» **Records provided**:

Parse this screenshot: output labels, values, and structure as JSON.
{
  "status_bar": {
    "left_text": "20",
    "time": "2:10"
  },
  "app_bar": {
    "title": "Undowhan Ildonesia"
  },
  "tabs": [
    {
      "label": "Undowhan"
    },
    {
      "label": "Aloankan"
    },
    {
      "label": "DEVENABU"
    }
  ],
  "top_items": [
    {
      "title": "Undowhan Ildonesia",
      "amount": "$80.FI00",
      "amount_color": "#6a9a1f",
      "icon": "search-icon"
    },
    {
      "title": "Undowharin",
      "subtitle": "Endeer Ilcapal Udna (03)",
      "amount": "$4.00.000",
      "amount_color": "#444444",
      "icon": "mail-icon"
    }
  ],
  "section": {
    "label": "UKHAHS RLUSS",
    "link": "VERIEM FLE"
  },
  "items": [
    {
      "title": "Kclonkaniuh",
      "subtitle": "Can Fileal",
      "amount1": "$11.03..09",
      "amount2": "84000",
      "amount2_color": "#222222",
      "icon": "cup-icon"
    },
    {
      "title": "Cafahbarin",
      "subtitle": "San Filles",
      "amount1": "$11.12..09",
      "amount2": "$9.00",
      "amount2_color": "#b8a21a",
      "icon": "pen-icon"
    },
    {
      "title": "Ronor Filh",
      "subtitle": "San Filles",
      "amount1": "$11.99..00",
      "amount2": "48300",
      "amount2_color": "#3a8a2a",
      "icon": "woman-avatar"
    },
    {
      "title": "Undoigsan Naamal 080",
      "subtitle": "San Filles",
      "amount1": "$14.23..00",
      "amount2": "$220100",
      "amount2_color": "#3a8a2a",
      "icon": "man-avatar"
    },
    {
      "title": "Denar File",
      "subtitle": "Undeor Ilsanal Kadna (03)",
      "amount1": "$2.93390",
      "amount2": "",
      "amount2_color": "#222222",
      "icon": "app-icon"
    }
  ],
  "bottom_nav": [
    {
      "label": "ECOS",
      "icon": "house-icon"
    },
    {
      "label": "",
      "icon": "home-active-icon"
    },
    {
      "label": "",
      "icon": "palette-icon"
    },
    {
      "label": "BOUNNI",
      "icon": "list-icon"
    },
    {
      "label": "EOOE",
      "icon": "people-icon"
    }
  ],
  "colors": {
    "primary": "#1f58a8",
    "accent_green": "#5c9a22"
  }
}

» **Given problem**: Print the records above in full, exactly.

» **Output**:
Parse this screenshot: output labels, values, and structure as JSON.
{
  "status_bar": {
    "left_text": "20",
    "time": "2:10"
  },
  "app_bar": {
    "title": "Undowhan Ildonesia"
  },
  "tabs": [
    {
      "label": "Undowhan"
    },
    {
      "label": "Aloankan"
    },
    {
      "label": "DEVENABU"
    }
  ],
  "top_items": [
    {
      "title": "Undowhan Ildonesia",
      "amount": "$80.FI00",
      "amount_color": "#6a9a1f",
      "icon": "search-icon"
    },
    {
      "title": "Undowharin",
      "subtitle": "Endeer Ilcapal Udna (03)",
      "amount": "$4.00.000",
      "amount_color": "#444444",
      "icon": "mail-icon"
    }
  ],
  "section": {
    "label": "UKHAHS RLUSS",
    "link": "VERIEM FLE"
  },
  "items": [
    {
      "title": "Kclonkaniuh",
      "subtitle": "Can Fileal",
      "amount1": "$11.03..09",
      "amount2": "84000",
      "amount2_color": "#222222",
      "icon": "cup-icon"
    },
    {
      "title": "Cafahbarin",
      "subtitle": "San Filles",
      "amount1": "$11.12..09",
      "amount2": "$9.00",
      "amount2_color": "#b8a21a",
      "icon": "pen-icon"
    },
    {
      "title": "Ronor Filh",
      "subtitle": "San Filles",
      "amount1": "$11.99..00",
      "amount2": "48300",
      "amount2_color": "#3a8a2a",
      "icon": "woman-avatar"
    },
    {
      "title": "Undoigsan Naamal 080",
      "subtitle": "San Filles",
      "amount1": "$14.23..00",
      "amount2": "$220100",
      "amount2_color": "#3a8a2a",
      "icon": "man-avatar"
    },
    {
      "title": "Denar File",
      "subtitle": "Undeor Ilsanal Kadna (03)",
      "amount1": "$2.93390",
      "amount2": "",
      "amount2_color": "#222222",
      "icon": "app-icon"
    }
  ],
  "bottom_nav": [
    {
      "label": "ECOS",
      "icon": "house-icon"
    },
    {
      "label": "",
      "icon": "home-active-icon"
    },
    {
      "label": "",
      "icon": "palette-icon"
    },
    {
      "label": "BOUNNI",
      "icon": "list-icon"
    },
    {
      "label": "EOOE",
      "icon": "people-icon"
    }
  ],
  "colors": {
    "primary": "#1f58a8",
    "accent_green": "#5c9a22"
  }
}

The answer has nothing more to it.